[Recorded data]
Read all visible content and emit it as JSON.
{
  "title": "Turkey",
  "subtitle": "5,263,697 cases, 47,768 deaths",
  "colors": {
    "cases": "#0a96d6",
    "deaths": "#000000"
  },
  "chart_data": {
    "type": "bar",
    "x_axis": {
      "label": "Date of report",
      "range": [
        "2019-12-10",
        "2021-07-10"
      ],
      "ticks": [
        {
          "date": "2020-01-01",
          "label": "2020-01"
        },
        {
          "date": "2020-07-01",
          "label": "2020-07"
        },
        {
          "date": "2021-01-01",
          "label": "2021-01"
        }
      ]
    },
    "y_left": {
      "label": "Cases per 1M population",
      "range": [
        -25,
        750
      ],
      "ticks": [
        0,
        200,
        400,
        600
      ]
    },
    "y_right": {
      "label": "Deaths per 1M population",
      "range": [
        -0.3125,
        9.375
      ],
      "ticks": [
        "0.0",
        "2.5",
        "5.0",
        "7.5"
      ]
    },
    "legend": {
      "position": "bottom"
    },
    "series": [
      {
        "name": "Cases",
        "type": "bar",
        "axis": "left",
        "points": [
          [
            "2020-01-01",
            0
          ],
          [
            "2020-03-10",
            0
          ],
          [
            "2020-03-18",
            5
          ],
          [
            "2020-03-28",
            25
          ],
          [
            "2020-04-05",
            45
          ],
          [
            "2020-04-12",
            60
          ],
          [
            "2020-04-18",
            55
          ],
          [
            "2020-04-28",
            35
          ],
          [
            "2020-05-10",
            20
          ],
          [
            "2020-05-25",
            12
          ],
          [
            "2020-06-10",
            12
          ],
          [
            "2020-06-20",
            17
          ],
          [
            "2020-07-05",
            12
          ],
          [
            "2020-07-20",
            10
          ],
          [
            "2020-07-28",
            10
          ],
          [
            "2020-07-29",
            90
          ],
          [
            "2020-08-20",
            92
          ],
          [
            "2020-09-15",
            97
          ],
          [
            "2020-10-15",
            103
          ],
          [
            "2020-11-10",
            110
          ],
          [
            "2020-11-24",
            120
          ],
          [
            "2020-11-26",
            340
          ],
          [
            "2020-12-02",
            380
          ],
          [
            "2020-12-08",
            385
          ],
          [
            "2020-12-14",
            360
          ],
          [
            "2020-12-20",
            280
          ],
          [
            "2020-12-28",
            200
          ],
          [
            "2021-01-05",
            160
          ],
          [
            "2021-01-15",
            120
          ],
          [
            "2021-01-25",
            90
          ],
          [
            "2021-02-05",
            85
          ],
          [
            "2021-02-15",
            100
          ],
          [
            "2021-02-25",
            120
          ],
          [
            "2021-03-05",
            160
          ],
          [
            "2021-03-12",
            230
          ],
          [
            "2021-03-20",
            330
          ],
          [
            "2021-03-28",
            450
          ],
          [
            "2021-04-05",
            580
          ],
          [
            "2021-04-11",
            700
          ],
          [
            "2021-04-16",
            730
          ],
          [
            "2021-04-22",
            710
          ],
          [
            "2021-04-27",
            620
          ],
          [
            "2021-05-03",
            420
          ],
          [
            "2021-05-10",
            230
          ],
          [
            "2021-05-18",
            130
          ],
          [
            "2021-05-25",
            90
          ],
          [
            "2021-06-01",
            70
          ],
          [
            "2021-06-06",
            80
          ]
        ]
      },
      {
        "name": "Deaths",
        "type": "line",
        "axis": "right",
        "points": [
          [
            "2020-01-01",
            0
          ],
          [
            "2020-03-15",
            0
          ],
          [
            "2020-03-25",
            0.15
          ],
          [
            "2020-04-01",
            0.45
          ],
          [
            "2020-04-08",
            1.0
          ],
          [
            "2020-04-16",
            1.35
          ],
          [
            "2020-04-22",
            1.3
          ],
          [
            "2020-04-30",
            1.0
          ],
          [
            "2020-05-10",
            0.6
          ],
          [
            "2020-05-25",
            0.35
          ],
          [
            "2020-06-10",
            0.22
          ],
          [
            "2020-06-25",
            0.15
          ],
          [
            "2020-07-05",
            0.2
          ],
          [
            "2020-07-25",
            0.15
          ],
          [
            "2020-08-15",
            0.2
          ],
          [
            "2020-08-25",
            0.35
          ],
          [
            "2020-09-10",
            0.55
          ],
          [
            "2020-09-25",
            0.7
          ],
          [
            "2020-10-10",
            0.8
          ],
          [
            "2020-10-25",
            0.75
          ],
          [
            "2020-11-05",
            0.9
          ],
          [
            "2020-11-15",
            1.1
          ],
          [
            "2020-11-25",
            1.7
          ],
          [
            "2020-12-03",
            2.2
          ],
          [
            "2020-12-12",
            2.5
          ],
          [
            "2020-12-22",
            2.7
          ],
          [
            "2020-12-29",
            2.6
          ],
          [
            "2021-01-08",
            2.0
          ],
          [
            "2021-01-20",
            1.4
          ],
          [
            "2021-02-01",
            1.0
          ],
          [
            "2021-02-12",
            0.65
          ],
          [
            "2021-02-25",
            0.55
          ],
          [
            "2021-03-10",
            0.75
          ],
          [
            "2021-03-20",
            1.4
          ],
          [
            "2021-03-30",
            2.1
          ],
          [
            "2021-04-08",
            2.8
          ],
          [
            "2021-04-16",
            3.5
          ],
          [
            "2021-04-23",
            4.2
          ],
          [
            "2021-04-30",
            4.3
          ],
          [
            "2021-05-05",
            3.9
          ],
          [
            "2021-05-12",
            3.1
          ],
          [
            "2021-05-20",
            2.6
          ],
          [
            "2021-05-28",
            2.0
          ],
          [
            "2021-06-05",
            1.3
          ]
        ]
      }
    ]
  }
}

# TASK TO COMPLETE:
Retype every record above exactly as it appears.

# SOLUTION:
Read all visible content and emit it as JSON.
{
  "title": "Turkey",
  "subtitle": "5,263,697 cases, 47,768 deaths",
  "colors": {
    "cases": "#0a96d6",
    "deaths": "#000000"
  },
  "chart_data": {
    "type": "bar",
    "x_axis": {
      "label": "Date of report",
      "range": [
        "2019-12-10",
        "2021-07-10"
      ],
      "ticks": [
        {
          "date": "2020-01-01",
          "label": "2020-01"
        },
        {
          "date": "2020-07-01",
          "label": "2020-07"
        },
        {
          "date": "2021-01-01",
          "label": "2021-01"
        }
      ]
    },
    "y_left": {
      "label": "Cases per 1M population",
      "range": [
        -25,
        750
      ],
      "ticks": [
        0,
        200,
        400,
        600
      ]
    },
    "y_right": {
      "label": "Deaths per 1M population",
      "range": [
        -0.3125,
        9.375
      ],
      "ticks": [
        "0.0",
        "2.5",
        "5.0",
        "7.5"
      ]
    },
    "legend": {
      "position": "bottom"
    },
    "series": [
      {
        "name": "Cases",
        "type": "bar",
        "axis": "left",
        "points": [
          [
            "2020-01-01",
            0
          ],
          [
            "2020-03-10",
            0
          ],
          [
            "2020-03-18",
            5
          ],
          [
            "2020-03-28",
            25
          ],
          [
            "2020-04-05",
            45
          ],
          [
            "2020-04-12",
            60
          ],
          [
            "2020-04-18",
            55
          ],
          [
            "2020-04-28",
            35
          ],
          [
            "2020-05-10",
            20
          ],
          [
            "2020-05-25",
            12
          ],
          [
            "2020-06-10",
            12
          ],
          [
            "2020-06-20",
            17
          ],
          [
            "2020-07-05",
            12
          ],
          [
            "2020-07-20",
            10
          ],
          [
            "2020-07-28",
            10
          ],
          [
            "2020-07-29",
            90
          ],
          [
            "2020-08-20",
            92
          ],
          [
            "2020-09-15",
            97
          ],
          [
            "2020-10-15",
            103
          ],
          [
            "2020-11-10",
            110
          ],
          [
            "2020-11-24",
            120
          ],
          [
            "2020-11-26",
            340
          ],
          [
            "2020-12-02",
            380
          ],
          [
            "2020-12-08",
            385
          ],
          [
            "2020-12-14",
            360
          ],
          [
            "2020-12-20",
            280
          ],
          [
            "2020-12-28",
            200
          ],
          [
            "2021-01-05",
            160
          ],
          [
            "2021-01-15",
            120
          ],
          [
            "2021-01-25",
            90
          ],
          [
            "2021-02-05",
            85
          ],
          [
            "2021-02-15",
            100
          ],
          [
            "2021-02-25",
            120
          ],
          [
            "2021-03-05",
            160
          ],
          [
            "2021-03-12",
            230
          ],
          [
            "2021-03-20",
            330
          ],
          [
            "2021-03-28",
            450
          ],
          [
            "2021-04-05",
            580
          ],
          [
            "2021-04-11",
            700
          ],
          [
            "2021-04-16",
            730
          ],
          [
            "2021-04-22",
            710
          ],
          [
            "2021-04-27",
            620
          ],
          [
            "2021-05-03",
            420
          ],
          [
            "2021-05-10",
            230
          ],
          [
            "2021-05-18",
            130
          ],
          [
            "2021-05-25",
            90
          ],
          [
            "2021-06-01",
            70
          ],
          [
            "2021-06-06",
            80
          ]
        ]
      },
      {
        "name": "Deaths",
        "type": "line",
        "axis": "right",
        "points": [
          [
            "2020-01-01",
            0
          ],
          [
            "2020-03-15",
            0
          ],
          [
            "2020-03-25",
            0.15
          ],
          [
            "2020-04-01",
            0.45
          ],
          [
            "2020-04-08",
            1.0
          ],
          [
            "2020-04-16",
            1.35
          ],
          [
            "2020-04-22",
            1.3
          ],
          [
            "2020-04-30",
            1.0
          ],
          [
            "2020-05-10",
            0.6
          ],
          [
            "2020-05-25",
            0.35
          ],
          [
            "2020-06-10",
            0.22
          ],
          [
            "2020-06-25",
            0.15
          ],
          [
            "2020-07-05",
            0.2
          ],
          [
            "2020-07-25",
            0.15
          ],
          [
            "2020-08-15",
            0.2
          ],
          [
            "2020-08-25",
            0.35
          ],
          [
            "2020-09-10",
            0.55
          ],
          [
            "2020-09-25",
            0.7
          ],
          [
            "2020-10-10",
            0.8
          ],
          [
            "2020-10-25",
            0.75
          ],
          [
            "2020-11-05",
            0.9
          ],
          [
            "2020-11-15",
            1.1
          ],
          [
            "2020-11-25",
            1.7
          ],
          [
            "2020-12-03",
            2.2
          ],
          [
            "2020-12-12",
            2.5
          ],
          [
            "2020-12-22",
            2.7
          ],
          [
            "2020-12-29",
            2.6
          ],
          [
            "2021-01-08",
            2.0
          ],
          [
            "2021-01-20",
            1.4
          ],
          [
            "2021-02-01",
            1.0
          ],
          [
            "2021-02-12",
            0.65
          ],
          [
            "2021-02-25",
            0.55
          ],
          [
            "2021-03-10",
            0.75
          ],
          [
            "2021-03-20",
            1.4
          ],
          [
            "2021-03-30",
            2.1
          ],
          [
            "2021-04-08",
            2.8
          ],
          [
            "2021-04-16",
            3.5
          ],
          [
            "2021-04-23",
            4.2
          ],
          [
            "2021-04-30",
            4.3
          ],
          [
            "2021-05-05",
            3.9
          ],
          [
            "2021-05-12",
            3.1
          ],
          [
            "2021-05-20",
            2.6
          ],
          [
            "2021-05-28",
            2.0
          ],
          [
            "2021-06-05",
            1.3
          ]
        ]
      }
    ]
  }
}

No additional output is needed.